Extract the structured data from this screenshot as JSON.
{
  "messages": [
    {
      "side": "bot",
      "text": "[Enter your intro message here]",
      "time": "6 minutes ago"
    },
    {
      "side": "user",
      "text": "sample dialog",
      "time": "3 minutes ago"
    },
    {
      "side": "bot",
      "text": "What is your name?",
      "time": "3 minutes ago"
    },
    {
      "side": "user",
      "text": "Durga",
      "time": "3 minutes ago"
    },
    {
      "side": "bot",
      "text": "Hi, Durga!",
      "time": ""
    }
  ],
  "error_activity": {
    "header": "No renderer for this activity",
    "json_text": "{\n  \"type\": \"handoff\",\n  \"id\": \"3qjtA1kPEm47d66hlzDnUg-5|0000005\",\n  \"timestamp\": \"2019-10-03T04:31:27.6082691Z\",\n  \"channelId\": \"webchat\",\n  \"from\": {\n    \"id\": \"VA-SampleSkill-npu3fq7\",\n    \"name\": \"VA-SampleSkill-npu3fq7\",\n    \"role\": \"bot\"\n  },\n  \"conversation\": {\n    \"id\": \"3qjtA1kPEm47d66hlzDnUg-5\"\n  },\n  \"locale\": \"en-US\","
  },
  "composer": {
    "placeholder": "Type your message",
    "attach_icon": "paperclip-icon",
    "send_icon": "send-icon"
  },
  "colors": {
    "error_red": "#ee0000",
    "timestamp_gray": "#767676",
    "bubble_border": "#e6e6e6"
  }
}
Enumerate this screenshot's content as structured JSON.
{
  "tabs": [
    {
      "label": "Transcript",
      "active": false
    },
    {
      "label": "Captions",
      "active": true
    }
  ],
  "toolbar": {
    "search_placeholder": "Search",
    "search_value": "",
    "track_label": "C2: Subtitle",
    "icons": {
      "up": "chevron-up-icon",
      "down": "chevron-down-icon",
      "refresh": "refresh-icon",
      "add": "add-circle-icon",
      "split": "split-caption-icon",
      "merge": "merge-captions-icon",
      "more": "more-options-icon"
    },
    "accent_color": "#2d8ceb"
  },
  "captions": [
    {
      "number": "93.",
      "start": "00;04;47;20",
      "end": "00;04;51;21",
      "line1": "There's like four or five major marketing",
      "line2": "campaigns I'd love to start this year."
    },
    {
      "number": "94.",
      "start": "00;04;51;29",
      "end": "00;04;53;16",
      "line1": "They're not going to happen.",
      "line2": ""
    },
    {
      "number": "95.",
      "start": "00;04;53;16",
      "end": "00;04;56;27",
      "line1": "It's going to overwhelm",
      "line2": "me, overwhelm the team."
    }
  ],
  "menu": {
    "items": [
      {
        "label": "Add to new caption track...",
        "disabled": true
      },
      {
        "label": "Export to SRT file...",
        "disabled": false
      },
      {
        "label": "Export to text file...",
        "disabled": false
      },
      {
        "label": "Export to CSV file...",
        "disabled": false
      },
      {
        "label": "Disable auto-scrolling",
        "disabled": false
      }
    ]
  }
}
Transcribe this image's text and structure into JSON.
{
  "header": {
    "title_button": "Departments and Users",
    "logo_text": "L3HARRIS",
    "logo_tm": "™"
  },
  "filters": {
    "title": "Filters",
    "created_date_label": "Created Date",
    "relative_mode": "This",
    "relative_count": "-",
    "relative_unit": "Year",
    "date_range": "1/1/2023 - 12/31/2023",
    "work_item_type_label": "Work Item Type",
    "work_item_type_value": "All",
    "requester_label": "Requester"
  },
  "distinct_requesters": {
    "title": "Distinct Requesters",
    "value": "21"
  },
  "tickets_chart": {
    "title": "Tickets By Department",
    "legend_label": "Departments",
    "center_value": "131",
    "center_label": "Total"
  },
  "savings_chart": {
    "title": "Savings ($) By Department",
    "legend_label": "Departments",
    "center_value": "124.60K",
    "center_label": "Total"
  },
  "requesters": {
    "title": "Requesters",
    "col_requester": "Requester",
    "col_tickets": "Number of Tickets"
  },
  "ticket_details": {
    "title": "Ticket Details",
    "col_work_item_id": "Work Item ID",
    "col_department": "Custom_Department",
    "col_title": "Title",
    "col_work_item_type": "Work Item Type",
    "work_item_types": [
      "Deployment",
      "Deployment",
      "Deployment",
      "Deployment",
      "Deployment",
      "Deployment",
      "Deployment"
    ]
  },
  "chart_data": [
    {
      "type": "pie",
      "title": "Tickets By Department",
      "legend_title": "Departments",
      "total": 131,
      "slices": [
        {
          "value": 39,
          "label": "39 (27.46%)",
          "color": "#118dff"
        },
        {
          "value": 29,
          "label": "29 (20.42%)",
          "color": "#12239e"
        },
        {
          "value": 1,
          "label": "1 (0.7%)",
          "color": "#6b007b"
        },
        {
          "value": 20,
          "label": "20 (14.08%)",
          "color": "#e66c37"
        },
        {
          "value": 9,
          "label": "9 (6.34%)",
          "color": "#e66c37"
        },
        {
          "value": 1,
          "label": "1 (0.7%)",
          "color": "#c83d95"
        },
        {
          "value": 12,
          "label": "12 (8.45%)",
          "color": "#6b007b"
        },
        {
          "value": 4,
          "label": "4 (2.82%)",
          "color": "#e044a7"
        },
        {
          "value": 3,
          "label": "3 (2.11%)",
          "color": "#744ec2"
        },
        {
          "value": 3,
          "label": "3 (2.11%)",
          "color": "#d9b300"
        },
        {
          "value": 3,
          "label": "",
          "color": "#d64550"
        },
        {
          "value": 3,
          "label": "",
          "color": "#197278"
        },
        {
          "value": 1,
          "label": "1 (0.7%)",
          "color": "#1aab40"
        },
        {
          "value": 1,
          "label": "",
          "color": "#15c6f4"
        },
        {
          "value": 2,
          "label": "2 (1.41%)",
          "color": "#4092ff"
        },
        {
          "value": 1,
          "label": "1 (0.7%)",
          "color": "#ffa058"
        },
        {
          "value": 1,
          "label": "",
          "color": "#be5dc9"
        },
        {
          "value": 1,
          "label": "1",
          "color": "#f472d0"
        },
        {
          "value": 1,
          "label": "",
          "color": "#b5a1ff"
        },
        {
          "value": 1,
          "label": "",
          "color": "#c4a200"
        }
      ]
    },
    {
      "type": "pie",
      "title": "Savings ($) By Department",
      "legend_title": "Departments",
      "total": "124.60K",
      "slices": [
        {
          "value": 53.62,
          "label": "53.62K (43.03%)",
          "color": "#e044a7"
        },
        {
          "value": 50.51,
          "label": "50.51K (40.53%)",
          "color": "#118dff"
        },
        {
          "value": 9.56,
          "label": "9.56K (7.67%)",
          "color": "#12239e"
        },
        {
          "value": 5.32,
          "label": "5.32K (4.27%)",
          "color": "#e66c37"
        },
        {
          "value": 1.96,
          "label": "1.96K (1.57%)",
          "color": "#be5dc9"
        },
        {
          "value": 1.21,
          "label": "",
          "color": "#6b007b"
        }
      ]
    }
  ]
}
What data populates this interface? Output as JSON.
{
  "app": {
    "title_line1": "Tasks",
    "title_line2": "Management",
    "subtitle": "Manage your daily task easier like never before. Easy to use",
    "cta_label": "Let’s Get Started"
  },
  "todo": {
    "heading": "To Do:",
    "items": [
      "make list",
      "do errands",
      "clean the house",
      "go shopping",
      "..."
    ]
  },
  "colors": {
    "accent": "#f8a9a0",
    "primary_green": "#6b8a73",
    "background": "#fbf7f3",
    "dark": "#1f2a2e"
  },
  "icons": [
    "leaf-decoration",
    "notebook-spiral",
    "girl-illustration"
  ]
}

━━━━━━━━━━━━━━━━━━━━

Look through the records above and report how many lines hold the word "like", giving only the number.

*ANSWER FOR THIS EXERCISE*: 2